[Entries of extracted data]
* * *
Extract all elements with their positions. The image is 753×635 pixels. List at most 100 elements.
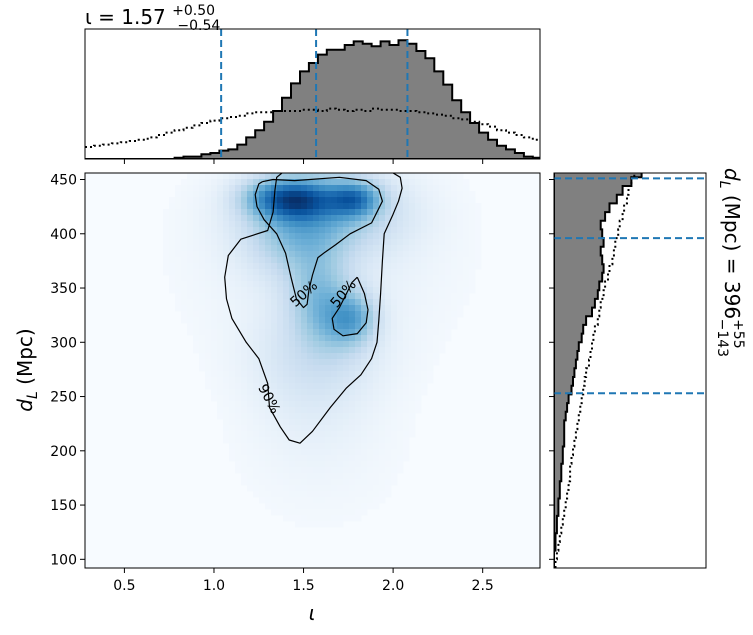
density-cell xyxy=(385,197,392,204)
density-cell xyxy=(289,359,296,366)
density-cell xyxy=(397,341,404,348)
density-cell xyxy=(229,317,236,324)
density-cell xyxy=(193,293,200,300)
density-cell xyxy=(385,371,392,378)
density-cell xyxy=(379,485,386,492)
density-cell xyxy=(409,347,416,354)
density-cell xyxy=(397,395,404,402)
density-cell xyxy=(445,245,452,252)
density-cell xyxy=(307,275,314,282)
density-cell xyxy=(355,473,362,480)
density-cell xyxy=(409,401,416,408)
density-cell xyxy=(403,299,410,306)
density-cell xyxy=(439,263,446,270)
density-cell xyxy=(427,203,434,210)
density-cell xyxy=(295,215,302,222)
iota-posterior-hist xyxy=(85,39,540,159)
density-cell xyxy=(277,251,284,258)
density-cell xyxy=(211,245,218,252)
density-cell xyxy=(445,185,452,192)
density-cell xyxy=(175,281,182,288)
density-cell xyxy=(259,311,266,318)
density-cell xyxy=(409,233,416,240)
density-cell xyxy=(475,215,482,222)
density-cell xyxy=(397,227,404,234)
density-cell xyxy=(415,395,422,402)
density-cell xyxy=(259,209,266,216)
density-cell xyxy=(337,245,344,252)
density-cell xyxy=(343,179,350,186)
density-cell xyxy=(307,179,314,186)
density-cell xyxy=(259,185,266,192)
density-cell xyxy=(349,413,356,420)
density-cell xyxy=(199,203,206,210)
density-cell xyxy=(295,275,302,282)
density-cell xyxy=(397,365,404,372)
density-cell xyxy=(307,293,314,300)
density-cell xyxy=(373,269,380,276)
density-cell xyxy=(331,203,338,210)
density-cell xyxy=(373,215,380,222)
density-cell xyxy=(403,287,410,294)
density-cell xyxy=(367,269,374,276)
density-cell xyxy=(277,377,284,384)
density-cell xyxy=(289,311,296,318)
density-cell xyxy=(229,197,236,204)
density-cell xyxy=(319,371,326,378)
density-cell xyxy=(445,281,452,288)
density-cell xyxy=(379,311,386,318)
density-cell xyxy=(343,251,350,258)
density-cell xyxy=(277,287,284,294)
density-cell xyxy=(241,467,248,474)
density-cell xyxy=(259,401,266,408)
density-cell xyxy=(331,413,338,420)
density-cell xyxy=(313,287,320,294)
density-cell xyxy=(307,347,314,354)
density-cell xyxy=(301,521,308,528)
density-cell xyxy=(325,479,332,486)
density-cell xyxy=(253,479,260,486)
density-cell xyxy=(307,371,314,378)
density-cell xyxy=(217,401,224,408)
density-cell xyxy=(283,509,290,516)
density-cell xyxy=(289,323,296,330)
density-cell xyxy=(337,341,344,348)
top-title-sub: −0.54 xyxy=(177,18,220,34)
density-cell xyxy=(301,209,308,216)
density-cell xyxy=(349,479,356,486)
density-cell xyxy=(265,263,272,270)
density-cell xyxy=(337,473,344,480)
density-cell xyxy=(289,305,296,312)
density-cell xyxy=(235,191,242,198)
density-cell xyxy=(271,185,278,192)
* * *
### Written problem
Copy every line of the records above, character for character, leaving out the picture.

### Worked answer
Extract all elements with their positions. The image is 753×635 pixels. List at most 100 elements.
density-cell xyxy=(385,197,392,204)
density-cell xyxy=(289,359,296,366)
density-cell xyxy=(397,341,404,348)
density-cell xyxy=(229,317,236,324)
density-cell xyxy=(193,293,200,300)
density-cell xyxy=(385,371,392,378)
density-cell xyxy=(379,485,386,492)
density-cell xyxy=(409,347,416,354)
density-cell xyxy=(397,395,404,402)
density-cell xyxy=(445,245,452,252)
density-cell xyxy=(307,275,314,282)
density-cell xyxy=(355,473,362,480)
density-cell xyxy=(409,401,416,408)
density-cell xyxy=(403,299,410,306)
density-cell xyxy=(439,263,446,270)
density-cell xyxy=(427,203,434,210)
density-cell xyxy=(295,215,302,222)
iota-posterior-hist xyxy=(85,39,540,159)
density-cell xyxy=(277,251,284,258)
density-cell xyxy=(211,245,218,252)
density-cell xyxy=(445,185,452,192)
density-cell xyxy=(175,281,182,288)
density-cell xyxy=(259,311,266,318)
density-cell xyxy=(409,233,416,240)
density-cell xyxy=(475,215,482,222)
density-cell xyxy=(397,227,404,234)
density-cell xyxy=(415,395,422,402)
density-cell xyxy=(259,209,266,216)
density-cell xyxy=(337,245,344,252)
density-cell xyxy=(343,179,350,186)
density-cell xyxy=(307,179,314,186)
density-cell xyxy=(259,185,266,192)
density-cell xyxy=(349,413,356,420)
density-cell xyxy=(199,203,206,210)
density-cell xyxy=(295,275,302,282)
density-cell xyxy=(397,365,404,372)
density-cell xyxy=(307,293,314,300)
density-cell xyxy=(373,269,380,276)
density-cell xyxy=(331,203,338,210)
density-cell xyxy=(373,215,380,222)
density-cell xyxy=(403,287,410,294)
density-cell xyxy=(367,269,374,276)
density-cell xyxy=(277,377,284,384)
density-cell xyxy=(289,311,296,318)
density-cell xyxy=(229,197,236,204)
density-cell xyxy=(319,371,326,378)
density-cell xyxy=(445,281,452,288)
density-cell xyxy=(379,311,386,318)
density-cell xyxy=(343,251,350,258)
density-cell xyxy=(277,287,284,294)
density-cell xyxy=(241,467,248,474)
density-cell xyxy=(259,401,266,408)
density-cell xyxy=(331,413,338,420)
density-cell xyxy=(313,287,320,294)
density-cell xyxy=(307,347,314,354)
density-cell xyxy=(301,521,308,528)
density-cell xyxy=(325,479,332,486)
density-cell xyxy=(253,479,260,486)
density-cell xyxy=(307,371,314,378)
density-cell xyxy=(217,401,224,408)
density-cell xyxy=(283,509,290,516)
density-cell xyxy=(289,323,296,330)
density-cell xyxy=(337,341,344,348)
top-title-sub: −0.54 xyxy=(177,18,220,34)
density-cell xyxy=(301,209,308,216)
density-cell xyxy=(349,479,356,486)
density-cell xyxy=(265,263,272,270)
density-cell xyxy=(337,473,344,480)
density-cell xyxy=(289,305,296,312)
density-cell xyxy=(235,191,242,198)
density-cell xyxy=(271,185,278,192)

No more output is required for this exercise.